What to work on:
(a) List every financial firm named in the passage on global electronic stock trading.
(b) Pick up the passage on global electronic stock trading after its final sentence and write what comes next.

To meet growing demand, electronic trading networks are reaching out internationally, in the first stages of what NASDAQ President Gordon Macklin calls a "global market for equities." That integration took a significant step forward in London last week. With much popping of champagne corks, exploding of fireworks and high jinks on the trading floor, the British financial community hailed the advent of Big Bang: the Oct. 27 abolition of a regime of fixed brokerage fees in existence since 1908, and their replacement by competitive commissions.
The British reform, which brought the London exchange into line with practices on Wall Street, will boost Britain's competitive position as an international equities-trading center. Big Bang also inaugurated an era of enhanced computer trading on the London Stock Exchange, where a new $21 million automatic stock-quotation system, known as SEAQ, went into operation. The Big Bang welcome was moderately dampened when trading on the London exchange was delayed for 65 minutes at the start. The reason: a computerized stock-quotation system crashed.
Another door has opened cautiously on the Tokyo Stock Exchange, where 1,492 Japanese equities worth an estimated $1.8 trillion are listed. Last January six foreign firms, including the U.S. investment houses of Merrill Lynch, Morgan Stanley and Goldman, Sachs, were invited to join the 83-member exchange. Now at the end of the trading day in Tokyo, giant Merrill Lynch routinely passes on an electronic "book" (accumulated position) of some 430 internationally traded stocks to its offices in London and then New York for further action.

Dataset extract:
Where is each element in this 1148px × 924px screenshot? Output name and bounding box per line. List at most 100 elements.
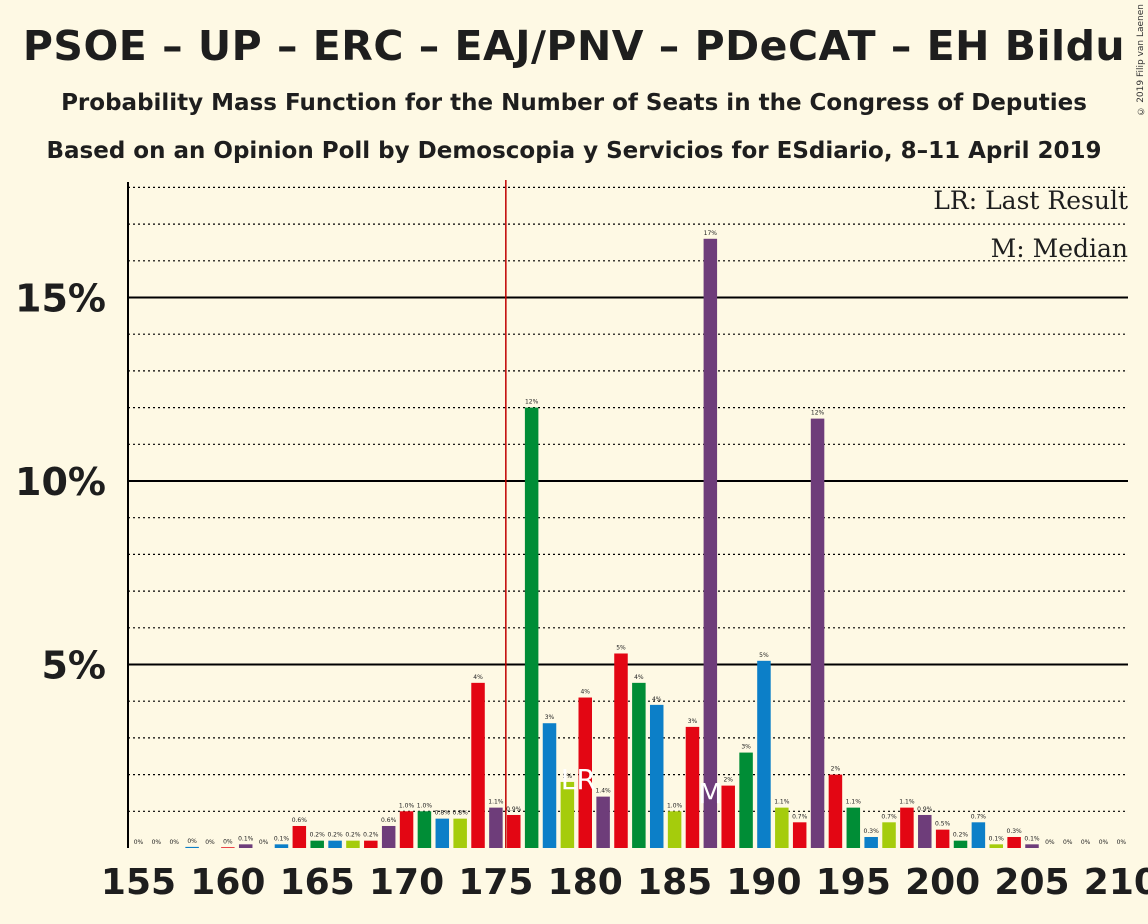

Answers to the exercise:
(a) Merrill Lynch, Morgan Stanley, Goldman, Sachs

(b)
But as the range and scope of electronic trading increases, so may the regulatory headaches. Says Gary Lynch, the Securities and Exchange Commission's enforcement chief: "The internationalization of the markets is a huge potential problem unless regulators are prepared to cooperate." Since May, the SEC and U.S. commodity-exchange regulators have signed memorandums of understanding with Japan and Britain, agreeing to share information in trading-fraud cases.
The question of what to do about the alleged excesses of the domestic stock market is considerably thornier. Many people argue that there is little or nothing to be done at all. That feeling is particularly strong within the Reagan Administration, which has a fervent belief in what the President calls the "magic of the marketplace."